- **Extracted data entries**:
"""

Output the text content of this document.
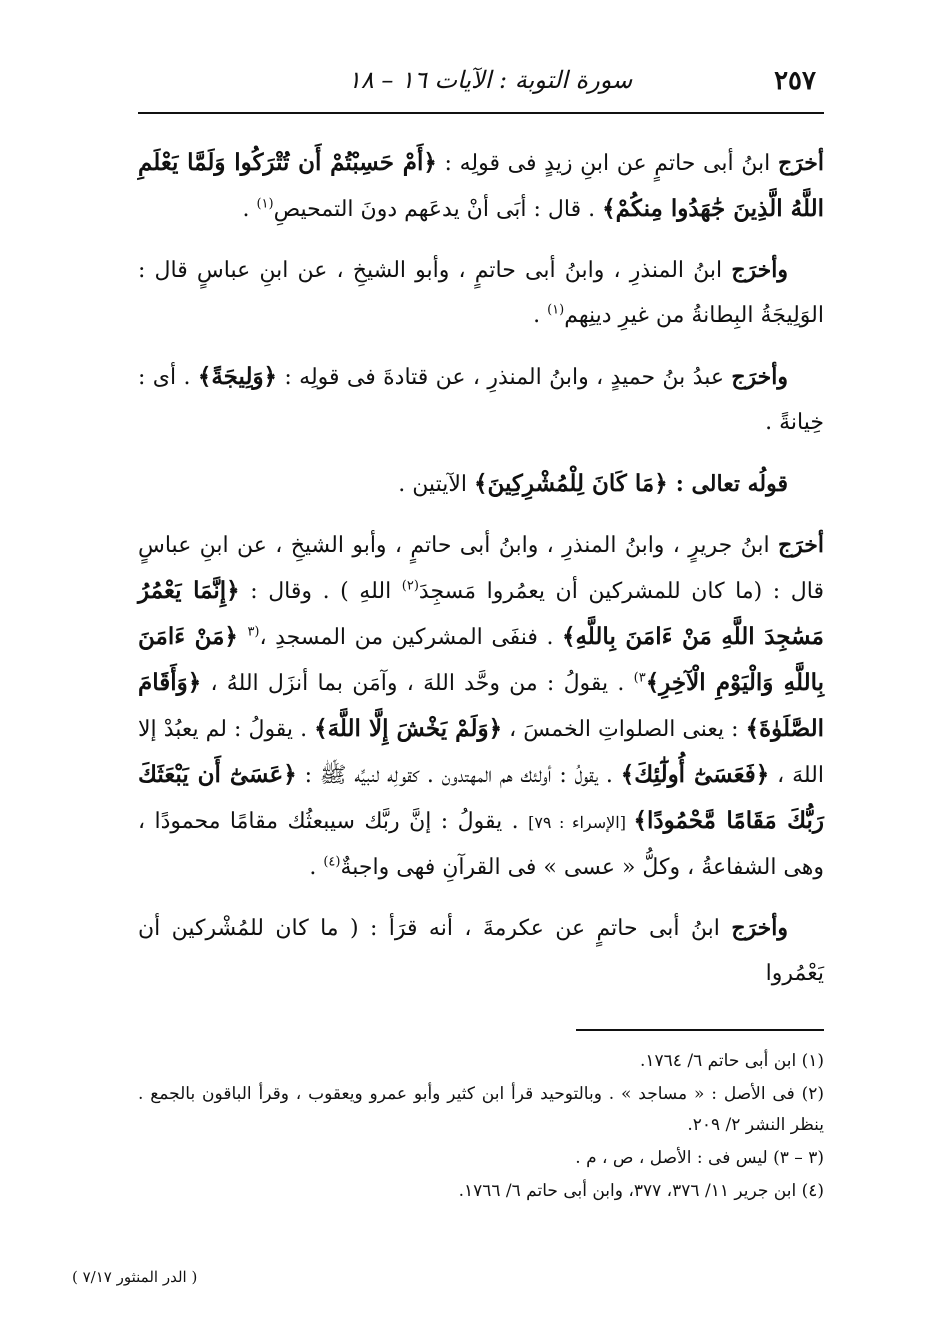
٢٥٧
سورة التوبة : الآيات ١٦ – ١٨

أخرَج ابنُ أبى حاتمٍ عن ابنِ زيدٍ فى قولِه : ﴿أَمْ حَسِبْتُمْ أَن تُتْرَكُوا وَلَمَّا يَعْلَمِ اللَّهُ الَّذِينَ جَٰهَدُوا مِنكُمْ﴾ . قال : أبَى أنْ يدعَهم دونَ التمحيصِ$^{(١)}$ .

وأخرَج ابنُ المنذرِ ، وابنُ أبى حاتمٍ ، وأبو الشيخِ ، عن ابنِ عباسٍ قال : الوَلِيجَةُ البِطانةُ من غيرِ دينِهم$^{(١)}$ .

وأخرَج عبدُ بنُ حميدٍ ، وابنُ المنذرِ ، عن قتادةَ فى قولِه : ﴿وَلِيجَةً﴾ . أى : خِيانةً .

قولُه تعالى : ﴿مَا كَانَ لِلْمُشْرِكِينَ﴾ الآيتين .

أخرَج ابنُ جريرٍ ، وابنُ المنذرِ ، وابنُ أبى حاتمٍ ، وأبو الشيخِ ، عن ابنِ عباسٍ قال : (ما كان للمشركين أن يعمُروا مَسجِدَ$^{(٢)}$ اللهِ ) . وقال : ﴿إِنَّمَا يَعْمُرُ مَسَٰجِدَ اللَّهِ مَنْ ءَامَنَ بِاللَّهِ﴾ . فنفَى المشركين من المسجدِ ،$^{(٣}$ ﴿مَنْ ءَامَنَ بِاللَّهِ وَالْيَوْمِ الْآخِرِ﴾$^{٣)}$ . يقولُ : من وحَّد اللهَ ، وآمَن بما أنزَل اللهُ ، ﴿وَأَقَامَ الصَّلَوٰةَ﴾ : يعنى الصلواتِ الخمسَ ، ﴿وَلَمْ يَخْشَ إِلَّا اللَّهَ﴾ . يقولُ : لم يعبُدْ إلا اللهَ ، ﴿فَعَسَىٰٓ أُولَٰٓئِكَ﴾ . يقولُ : أولئك هم المهتدون . كقولِه لنبيِّه ﷺ : ﴿عَسَىٰٓ أَن يَبْعَثَكَ رَبُّكَ مَقَامًا مَّحْمُودًا﴾ [الإسراء : ٧٩] . يقولُ : إنَّ ربَّك سيبعثُك مقامًا محمودًا ، وهى الشفاعةُ ، وكلُّ « عسى » فى القرآنِ فهى واجبةٌ$^{(٤)}$ .

وأخرَج ابنُ أبى حاتمٍ عن عكرمةَ ، أنه قرَأ : ( ما كان للمُشْركين أن يَعْمُروا

(١) ابن أبى حاتم ٦/ ١٧٦٤.

(٢) فى الأصل : « مساجد » . وبالتوحيد قرأ ابن كثير وأبو عمرو ويعقوب ، وقرأ الباقون بالجمع . ينظر النشر ٢/ ٢٠٩.

(٣ – ٣) ليس فى : الأصل ، ص ، م .

(٤) ابن جرير ١١/ ٣٧٦، ٣٧٧، وابن أبى حاتم ٦/ ١٧٦٦.

( الدر المنثور ٧/١٧ )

"""

Take every line from the data that contains the word "وأخر".

وأخرَج ابنُ المنذرِ ، وابنُ أبى حاتمٍ ، وأبو الشيخِ ، عن ابنِ عباسٍ قال : الوَلِيجَةُ البِطانةُ من غيرِ دينِهم$^{(١)}$ .
وأخرَج عبدُ بنُ حميدٍ ، وابنُ المنذرِ ، عن قتادةَ فى قولِه : ﴿وَلِيجَةً﴾ . أى : خِيانةً .
وأخرَج ابنُ أبى حاتمٍ عن عكرمةَ ، أنه قرَأ : ( ما كان للمُشْركين أن يَعْمُروا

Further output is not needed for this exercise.